-- START SOURCE MATERIAL --

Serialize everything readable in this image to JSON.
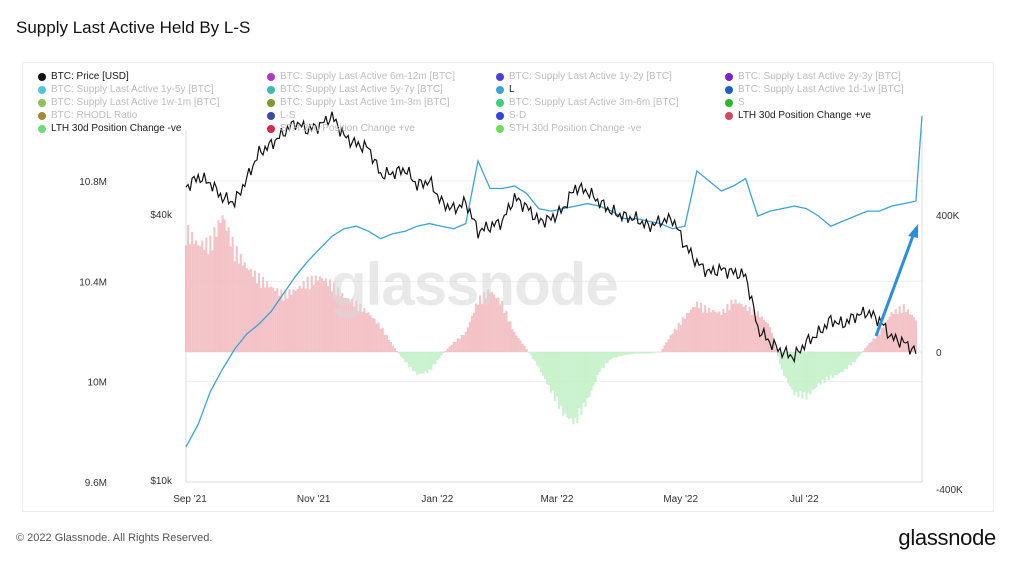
{
  "page": {
    "title": "Supply Last Active Held By L-S",
    "copyright": "© 2022 Glassnode. All Rights Reserved.",
    "brand": "glassnode",
    "watermark": "glassnode"
  },
  "legend": [
    {
      "label": "BTC: Price [USD]",
      "color": "#111111",
      "active": true
    },
    {
      "label": "BTC: Supply Last Active 6m-12m [BTC]",
      "color": "#b436c9",
      "active": false
    },
    {
      "label": "BTC: Supply Last Active 1y-2y [BTC]",
      "color": "#4a3fd9",
      "active": false
    },
    {
      "label": "BTC: Supply Last Active 2y-3y [BTC]",
      "color": "#7b22c9",
      "active": false
    },
    {
      "label": "BTC: Supply Last Active 1y-5y [BTC]",
      "color": "#4fc3e8",
      "active": false
    },
    {
      "label": "BTC: Supply Last Active 5y-7y [BTC]",
      "color": "#3fb8b0",
      "active": false
    },
    {
      "label": "L",
      "color": "#3aa4d8",
      "active": true
    },
    {
      "label": "BTC: Supply Last Active 1d-1w [BTC]",
      "color": "#1f5fbf",
      "active": false
    },
    {
      "label": "BTC: Supply Last Active 1w-1m [BTC]",
      "color": "#8fc15a",
      "active": false
    },
    {
      "label": "BTC: Supply Last Active 1m-3m [BTC]",
      "color": "#7d9a2a",
      "active": false
    },
    {
      "label": "BTC: Supply Last Active 3m-6m [BTC]",
      "color": "#3cd07a",
      "active": false
    },
    {
      "label": "S",
      "color": "#2bb52b",
      "active": false
    },
    {
      "label": "BTC: RHODL Ratio",
      "color": "#a08a3a",
      "active": false
    },
    {
      "label": "L-S",
      "color": "#3b4aa8",
      "active": false
    },
    {
      "label": "S-D",
      "color": "#2f46d6",
      "active": false
    },
    {
      "label": "LTH 30d Position Change +ve",
      "color": "#d1495b",
      "active": true
    },
    {
      "label": "LTH 30d Position Change -ve",
      "color": "#6fdc7a",
      "active": true
    },
    {
      "label": "STH 30d Position Change +ve",
      "color": "#d42a4a",
      "active": false
    },
    {
      "label": "STH 30d Position Change -ve",
      "color": "#6fdc5a",
      "active": false
    }
  ],
  "chart_data": {
    "type": "line",
    "x_ticks": [
      "Sep '21",
      "Nov '21",
      "Jan '22",
      "Mar '22",
      "May '22",
      "Jul '22"
    ],
    "y_left_outer_ticks": [
      "10.8M",
      "10.4M",
      "10M",
      "9.6M"
    ],
    "y_left_inner_ticks": [
      "$40k",
      "$10k"
    ],
    "y_right_ticks": [
      "400K",
      "0",
      "-400K"
    ],
    "y_left_outer_range": [
      9600000,
      11200000
    ],
    "y_right_range": [
      -400000,
      650000
    ],
    "series": [
      {
        "name": "BTC: Price [USD]",
        "color": "#111111",
        "points": [
          [
            0,
            46000
          ],
          [
            6,
            48500
          ],
          [
            12,
            47000
          ],
          [
            18,
            43500
          ],
          [
            24,
            42500
          ],
          [
            30,
            48000
          ],
          [
            36,
            55000
          ],
          [
            42,
            57500
          ],
          [
            48,
            61000
          ],
          [
            54,
            64500
          ],
          [
            60,
            62000
          ],
          [
            66,
            63500
          ],
          [
            72,
            66500
          ],
          [
            78,
            60000
          ],
          [
            84,
            57500
          ],
          [
            90,
            56500
          ],
          [
            96,
            49000
          ],
          [
            102,
            49500
          ],
          [
            108,
            50500
          ],
          [
            114,
            46500
          ],
          [
            120,
            47500
          ],
          [
            126,
            42500
          ],
          [
            132,
            41000
          ],
          [
            138,
            42500
          ],
          [
            144,
            36500
          ],
          [
            150,
            37500
          ],
          [
            156,
            38500
          ],
          [
            162,
            43500
          ],
          [
            168,
            41500
          ],
          [
            174,
            38500
          ],
          [
            180,
            39000
          ],
          [
            186,
            41000
          ],
          [
            192,
            46000
          ],
          [
            198,
            45000
          ],
          [
            204,
            42500
          ],
          [
            210,
            40500
          ],
          [
            216,
            39500
          ],
          [
            222,
            39000
          ],
          [
            228,
            37500
          ],
          [
            234,
            38500
          ],
          [
            240,
            39000
          ],
          [
            246,
            34000
          ],
          [
            252,
            31000
          ],
          [
            258,
            29500
          ],
          [
            264,
            30000
          ],
          [
            270,
            29500
          ],
          [
            276,
            29000
          ],
          [
            282,
            22000
          ],
          [
            288,
            20500
          ],
          [
            294,
            19500
          ],
          [
            300,
            19000
          ],
          [
            306,
            20500
          ],
          [
            312,
            21500
          ],
          [
            318,
            23000
          ],
          [
            324,
            22500
          ],
          [
            330,
            23500
          ],
          [
            336,
            24000
          ],
          [
            342,
            23000
          ],
          [
            348,
            21000
          ],
          [
            354,
            20500
          ],
          [
            360,
            19500
          ]
        ]
      },
      {
        "name": "L",
        "color": "#3aa4d8",
        "points": [
          [
            0,
            9740000
          ],
          [
            6,
            9830000
          ],
          [
            12,
            9960000
          ],
          [
            18,
            10050000
          ],
          [
            24,
            10130000
          ],
          [
            30,
            10190000
          ],
          [
            36,
            10230000
          ],
          [
            42,
            10280000
          ],
          [
            48,
            10350000
          ],
          [
            54,
            10420000
          ],
          [
            60,
            10480000
          ],
          [
            66,
            10530000
          ],
          [
            72,
            10580000
          ],
          [
            78,
            10610000
          ],
          [
            84,
            10620000
          ],
          [
            90,
            10600000
          ],
          [
            96,
            10570000
          ],
          [
            102,
            10590000
          ],
          [
            108,
            10600000
          ],
          [
            114,
            10620000
          ],
          [
            120,
            10630000
          ],
          [
            126,
            10620000
          ],
          [
            132,
            10610000
          ],
          [
            138,
            10630000
          ],
          [
            144,
            10880000
          ],
          [
            150,
            10770000
          ],
          [
            156,
            10770000
          ],
          [
            162,
            10780000
          ],
          [
            168,
            10750000
          ],
          [
            174,
            10690000
          ],
          [
            180,
            10680000
          ],
          [
            186,
            10690000
          ],
          [
            192,
            10700000
          ],
          [
            198,
            10710000
          ],
          [
            204,
            10700000
          ],
          [
            210,
            10680000
          ],
          [
            216,
            10650000
          ],
          [
            222,
            10650000
          ],
          [
            228,
            10640000
          ],
          [
            234,
            10630000
          ],
          [
            240,
            10610000
          ],
          [
            246,
            10620000
          ],
          [
            252,
            10840000
          ],
          [
            258,
            10800000
          ],
          [
            264,
            10760000
          ],
          [
            270,
            10780000
          ],
          [
            276,
            10810000
          ],
          [
            282,
            10660000
          ],
          [
            288,
            10680000
          ],
          [
            294,
            10690000
          ],
          [
            300,
            10700000
          ],
          [
            306,
            10690000
          ],
          [
            312,
            10660000
          ],
          [
            318,
            10620000
          ],
          [
            324,
            10640000
          ],
          [
            330,
            10660000
          ],
          [
            336,
            10680000
          ],
          [
            342,
            10680000
          ],
          [
            348,
            10700000
          ],
          [
            354,
            10710000
          ],
          [
            360,
            10720000
          ],
          [
            363,
            11060000
          ]
        ]
      },
      {
        "name": "LTH 30d Position Change",
        "color_positive": "#f1b9be",
        "color_negative": "#bff0c4",
        "points": [
          [
            0,
            380000
          ],
          [
            6,
            330000
          ],
          [
            12,
            340000
          ],
          [
            18,
            420000
          ],
          [
            24,
            320000
          ],
          [
            30,
            260000
          ],
          [
            36,
            230000
          ],
          [
            42,
            200000
          ],
          [
            48,
            180000
          ],
          [
            54,
            190000
          ],
          [
            60,
            220000
          ],
          [
            66,
            230000
          ],
          [
            72,
            210000
          ],
          [
            78,
            170000
          ],
          [
            84,
            150000
          ],
          [
            90,
            120000
          ],
          [
            96,
            80000
          ],
          [
            102,
            20000
          ],
          [
            108,
            -30000
          ],
          [
            114,
            -70000
          ],
          [
            120,
            -60000
          ],
          [
            126,
            -10000
          ],
          [
            132,
            30000
          ],
          [
            138,
            60000
          ],
          [
            144,
            160000
          ],
          [
            150,
            190000
          ],
          [
            156,
            150000
          ],
          [
            162,
            60000
          ],
          [
            168,
            10000
          ],
          [
            174,
            -50000
          ],
          [
            180,
            -120000
          ],
          [
            186,
            -190000
          ],
          [
            192,
            -220000
          ],
          [
            198,
            -150000
          ],
          [
            204,
            -60000
          ],
          [
            210,
            -20000
          ],
          [
            216,
            -10000
          ],
          [
            222,
            -5000
          ],
          [
            228,
            -5000
          ],
          [
            234,
            0
          ],
          [
            240,
            60000
          ],
          [
            246,
            110000
          ],
          [
            252,
            150000
          ],
          [
            258,
            130000
          ],
          [
            264,
            120000
          ],
          [
            270,
            160000
          ],
          [
            276,
            140000
          ],
          [
            282,
            120000
          ],
          [
            288,
            80000
          ],
          [
            294,
            -60000
          ],
          [
            300,
            -130000
          ],
          [
            306,
            -140000
          ],
          [
            312,
            -100000
          ],
          [
            318,
            -80000
          ],
          [
            324,
            -60000
          ],
          [
            330,
            -30000
          ],
          [
            336,
            20000
          ],
          [
            342,
            60000
          ],
          [
            348,
            120000
          ],
          [
            354,
            140000
          ],
          [
            360,
            100000
          ]
        ]
      }
    ]
  }
}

-- END SOURCE MATERIAL --

Identify the lines of the data that contain the word "Price". Copy each of them.

COMPLETE ANSWER –
      "label": "BTC: Price [USD]",
        "name": "BTC: Price [USD]",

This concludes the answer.